> _Exercise description_
Give the listing again in full, exactly as written.

-*-*-

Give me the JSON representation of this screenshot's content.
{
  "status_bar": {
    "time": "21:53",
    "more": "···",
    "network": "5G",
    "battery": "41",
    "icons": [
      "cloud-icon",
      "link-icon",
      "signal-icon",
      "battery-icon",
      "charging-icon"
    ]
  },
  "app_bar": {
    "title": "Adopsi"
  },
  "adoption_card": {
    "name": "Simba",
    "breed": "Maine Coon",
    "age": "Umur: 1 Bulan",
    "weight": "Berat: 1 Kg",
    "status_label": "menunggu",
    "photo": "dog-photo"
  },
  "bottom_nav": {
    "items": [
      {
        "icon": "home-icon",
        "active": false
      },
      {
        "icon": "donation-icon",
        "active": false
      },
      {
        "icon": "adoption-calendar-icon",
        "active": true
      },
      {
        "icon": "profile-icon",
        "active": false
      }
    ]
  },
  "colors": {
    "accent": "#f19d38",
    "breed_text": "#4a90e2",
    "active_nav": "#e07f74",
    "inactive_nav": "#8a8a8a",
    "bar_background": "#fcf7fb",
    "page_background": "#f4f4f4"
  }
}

-*-*-

> _Exercise answer_
Give me the JSON representation of this screenshot's content.
{
  "status_bar": {
    "time": "21:53",
    "more": "···",
    "network": "5G",
    "battery": "41",
    "icons": [
      "cloud-icon",
      "link-icon",
      "signal-icon",
      "battery-icon",
      "charging-icon"
    ]
  },
  "app_bar": {
    "title": "Adopsi"
  },
  "adoption_card": {
    "name": "Simba",
    "breed": "Maine Coon",
    "age": "Umur: 1 Bulan",
    "weight": "Berat: 1 Kg",
    "status_label": "menunggu",
    "photo": "dog-photo"
  },
  "bottom_nav": {
    "items": [
      {
        "icon": "home-icon",
        "active": false
      },
      {
        "icon": "donation-icon",
        "active": false
      },
      {
        "icon": "adoption-calendar-icon",
        "active": true
      },
      {
        "icon": "profile-icon",
        "active": false
      }
    ]
  },
  "colors": {
    "accent": "#f19d38",
    "breed_text": "#4a90e2",
    "active_nav": "#e07f74",
    "inactive_nav": "#8a8a8a",
    "bar_background": "#fcf7fb",
    "page_background": "#f4f4f4"
  }
}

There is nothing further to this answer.